--- Start of Provided entries ---

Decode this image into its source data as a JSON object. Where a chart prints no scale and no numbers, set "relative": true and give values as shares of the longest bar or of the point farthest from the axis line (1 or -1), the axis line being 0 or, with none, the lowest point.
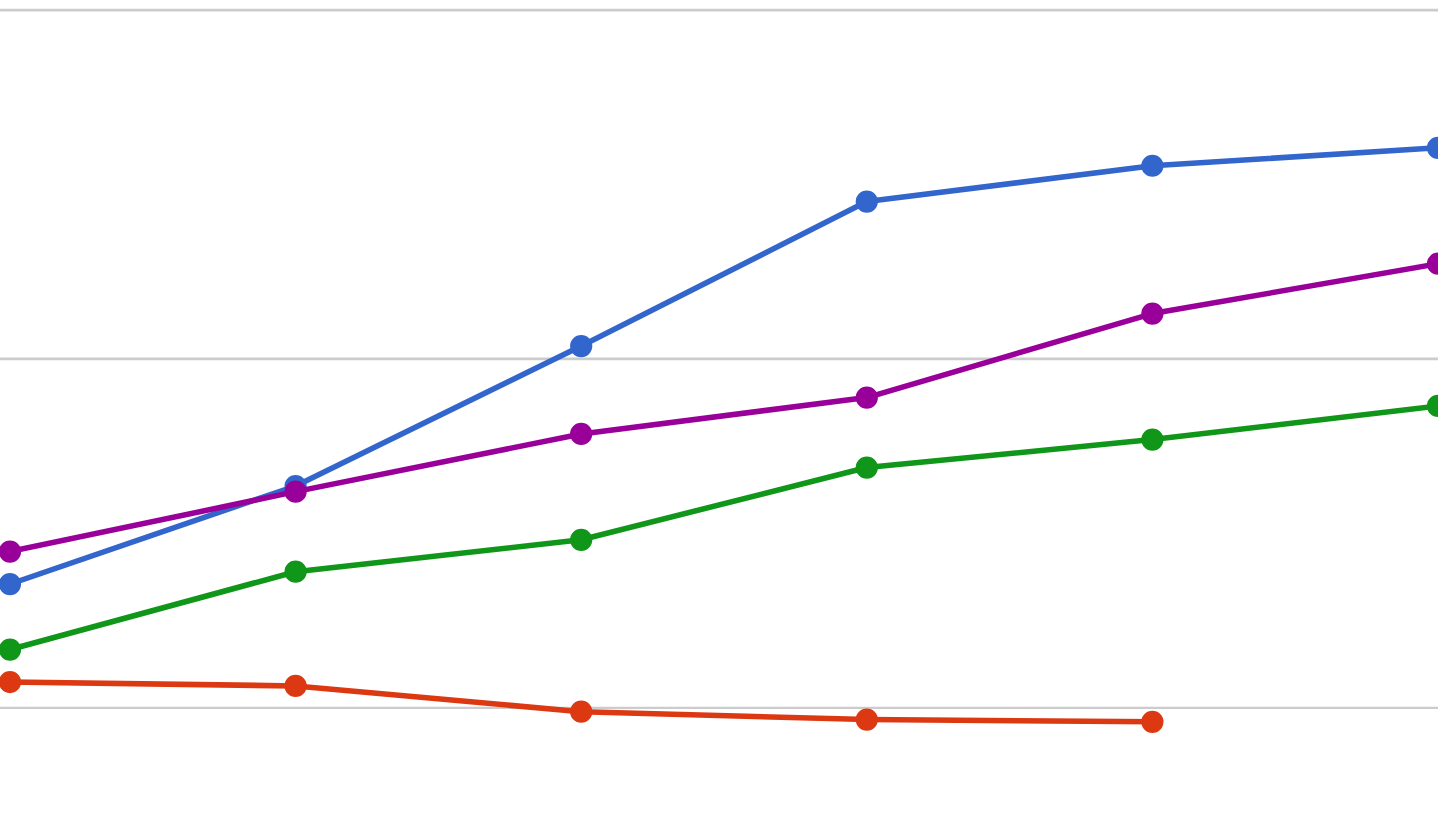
{
  "chart_data": {
    "type": "line",
    "relative": true,
    "categories": [
      null,
      null,
      null,
      null,
      null,
      null
    ],
    "ref_lines": [
      {
        "axis": "y",
        "value": 0.623,
        "color": "#cccccc"
      },
      {
        "axis": "y",
        "value": 1.246,
        "color": "#cccccc"
      }
    ],
    "marker": "circle",
    "line_style": "solid",
    "legend": false,
    "series": [
      {
        "color": "#3366cc",
        "values": [
          0.221,
          0.396,
          0.646,
          0.904,
          0.968,
          1
        ]
      },
      {
        "color": "#990099",
        "values": [
          0.279,
          0.386,
          0.489,
          0.554,
          0.704,
          0.793
        ]
      },
      {
        "color": "#109618",
        "values": [
          0.104,
          0.243,
          0.3,
          0.429,
          0.479,
          0.539
        ]
      },
      {
        "color": "#dc3912",
        "values": [
          0.046,
          0.039,
          -0.007,
          -0.021,
          -0.025,
          null
        ]
      }
    ]
  }
}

--- End of Provided entries ---

• _Stated task_: Transcribe the material as is, with images omitted.

• _The answer_:
Decode this image into its source data as a JSON object. Where a chart prints no scale and no numbers, set "relative": true and give values as shares of the longest bar or of the point farthest from the axis line (1 or -1), the axis line being 0 or, with none, the lowest point.
{
  "chart_data": {
    "type": "line",
    "relative": true,
    "categories": [
      null,
      null,
      null,
      null,
      null,
      null
    ],
    "ref_lines": [
      {
        "axis": "y",
        "value": 0.623,
        "color": "#cccccc"
      },
      {
        "axis": "y",
        "value": 1.246,
        "color": "#cccccc"
      }
    ],
    "marker": "circle",
    "line_style": "solid",
    "legend": false,
    "series": [
      {
        "color": "#3366cc",
        "values": [
          0.221,
          0.396,
          0.646,
          0.904,
          0.968,
          1
        ]
      },
      {
        "color": "#990099",
        "values": [
          0.279,
          0.386,
          0.489,
          0.554,
          0.704,
          0.793
        ]
      },
      {
        "color": "#109618",
        "values": [
          0.104,
          0.243,
          0.3,
          0.429,
          0.479,
          0.539
        ]
      },
      {
        "color": "#dc3912",
        "values": [
          0.046,
          0.039,
          -0.007,
          -0.021,
          -0.025,
          null
        ]
      }
    ]
  }
}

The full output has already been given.